→ **The problem**:
Copy out the records precisely, omitting pictures.

Start of Record excerpts

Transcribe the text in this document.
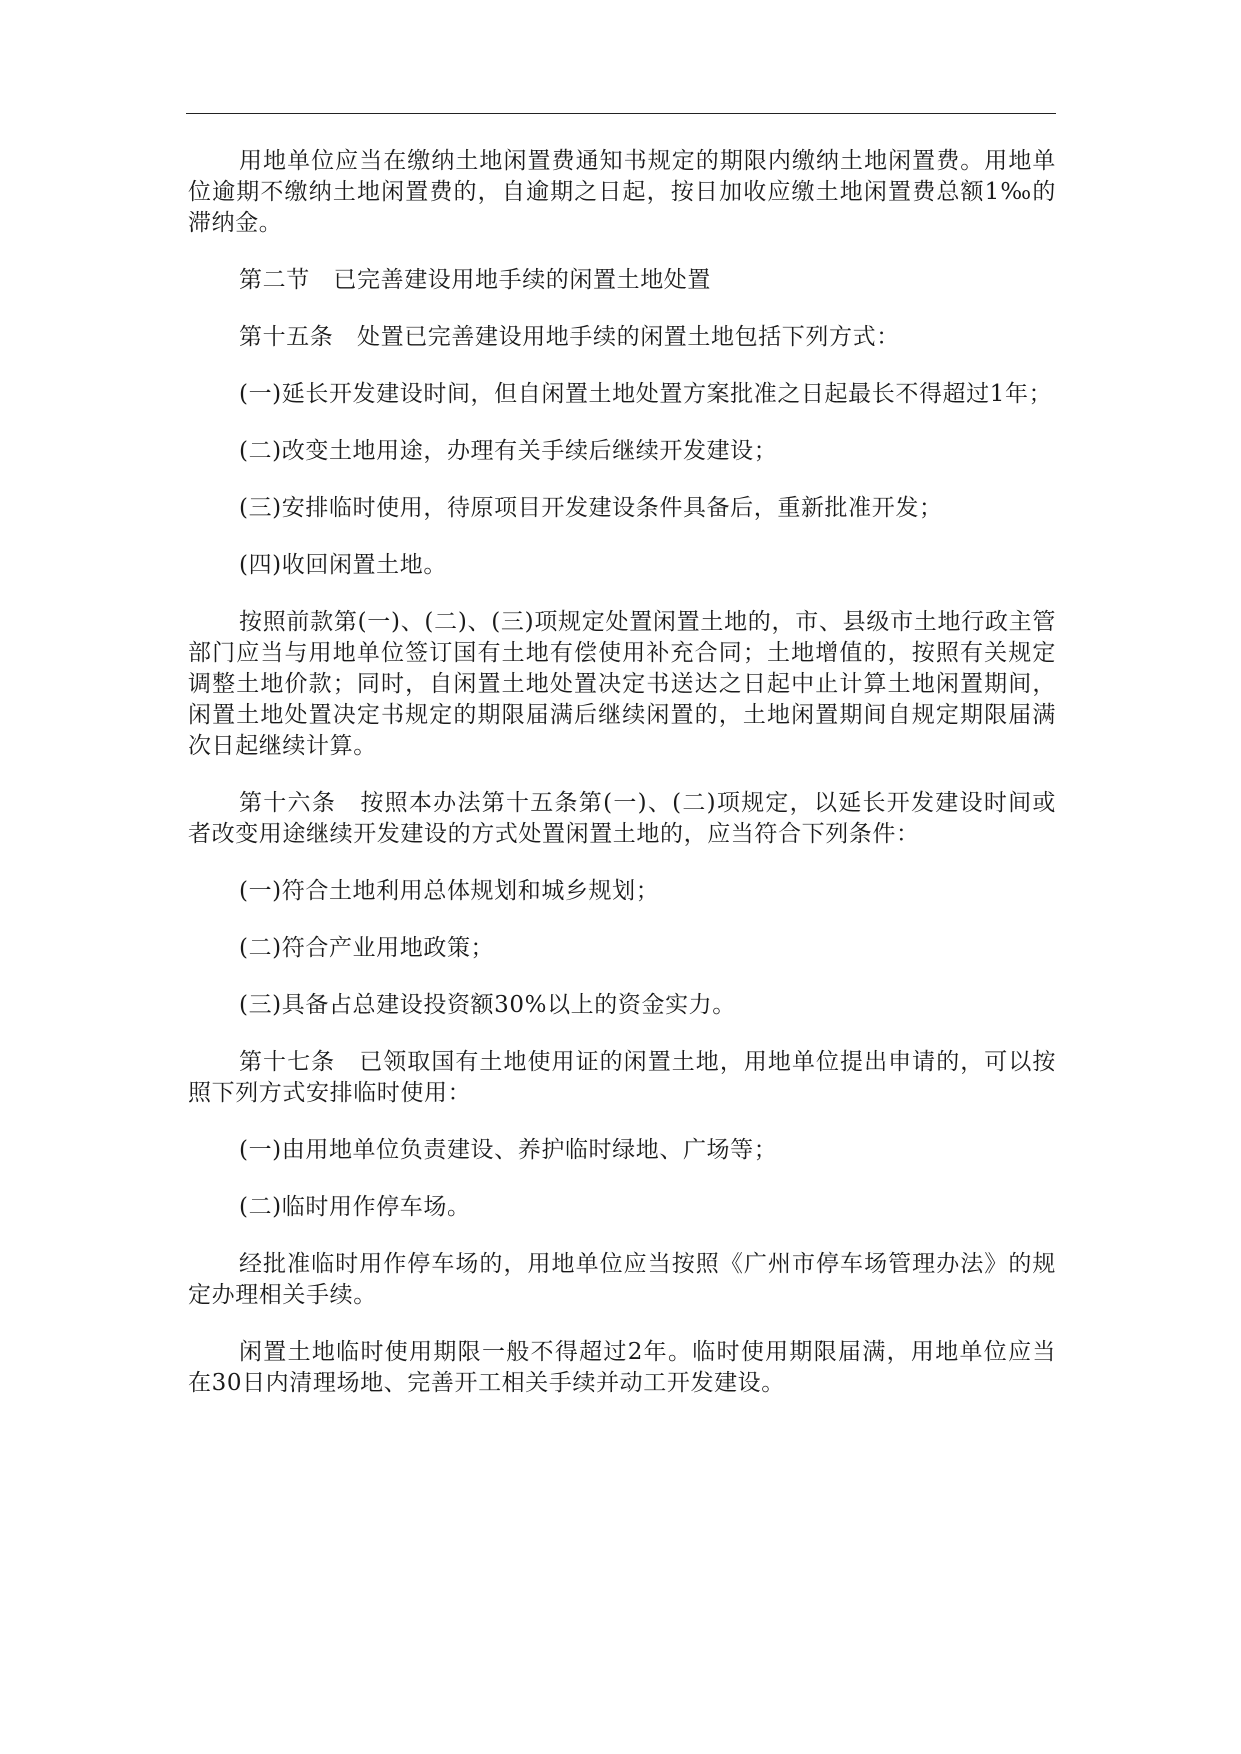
用地单位应当在缴纳土地闲置费通知书规定的期限内缴纳土地闲置费。用地单位逾期不缴纳土地闲置费的，自逾期之日起，按日加收应缴土地闲置费总额1‰的滞纳金。

第二节　已完善建设用地手续的闲置土地处置

第十五条　处置已完善建设用地手续的闲置土地包括下列方式：

(一)延长开发建设时间，但自闲置土地处置方案批准之日起最长不得超过1年；

(二)改变土地用途，办理有关手续后继续开发建设；

(三)安排临时使用，待原项目开发建设条件具备后，重新批准开发；

(四)收回闲置土地。

按照前款第(一)、(二)、(三)项规定处置闲置土地的，市、县级市土地行政主管部门应当与用地单位签订国有土地有偿使用补充合同；土地增值的，按照有关规定调整土地价款；同时，自闲置土地处置决定书送达之日起中止计算土地闲置期间，闲置土地处置决定书规定的期限届满后继续闲置的，土地闲置期间自规定期限届满次日起继续计算。

第十六条　按照本办法第十五条第(一)、(二)项规定，以延长开发建设时间或者改变用途继续开发建设的方式处置闲置土地的，应当符合下列条件：

(一)符合土地利用总体规划和城乡规划；

(二)符合产业用地政策；

(三)具备占总建设投资额30%以上的资金实力。

第十七条　已领取国有土地使用证的闲置土地，用地单位提出申请的，可以按照下列方式安排临时使用：

(一)由用地单位负责建设、养护临时绿地、广场等；

(二)临时用作停车场。

经批准临时用作停车场的，用地单位应当按照《广州市停车场管理办法》的规定办理相关手续。

闲置土地临时使用期限一般不得超过2年。临时使用期限届满，用地单位应当在30日内清理场地、完善开工相关手续并动工开发建设。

End of Record excerpts

→ **In response**:
Transcribe the text in this document.
用地单位应当在缴纳土地闲置费通知书规定的期限内缴纳土地闲置费。用地单位逾期不缴纳土地闲置费的，自逾期之日起，按日加收应缴土地闲置费总额1‰的滞纳金。

第二节　已完善建设用地手续的闲置土地处置

第十五条　处置已完善建设用地手续的闲置土地包括下列方式：

(一)延长开发建设时间，但自闲置土地处置方案批准之日起最长不得超过1年；

(二)改变土地用途，办理有关手续后继续开发建设；

(三)安排临时使用，待原项目开发建设条件具备后，重新批准开发；

(四)收回闲置土地。

按照前款第(一)、(二)、(三)项规定处置闲置土地的，市、县级市土地行政主管部门应当与用地单位签订国有土地有偿使用补充合同；土地增值的，按照有关规定调整土地价款；同时，自闲置土地处置决定书送达之日起中止计算土地闲置期间，闲置土地处置决定书规定的期限届满后继续闲置的，土地闲置期间自规定期限届满次日起继续计算。

第十六条　按照本办法第十五条第(一)、(二)项规定，以延长开发建设时间或者改变用途继续开发建设的方式处置闲置土地的，应当符合下列条件：

(一)符合土地利用总体规划和城乡规划；

(二)符合产业用地政策；

(三)具备占总建设投资额30%以上的资金实力。

第十七条　已领取国有土地使用证的闲置土地，用地单位提出申请的，可以按照下列方式安排临时使用：

(一)由用地单位负责建设、养护临时绿地、广场等；

(二)临时用作停车场。

经批准临时用作停车场的，用地单位应当按照《广州市停车场管理办法》的规定办理相关手续。

闲置土地临时使用期限一般不得超过2年。临时使用期限届满，用地单位应当在30日内清理场地、完善开工相关手续并动工开发建设。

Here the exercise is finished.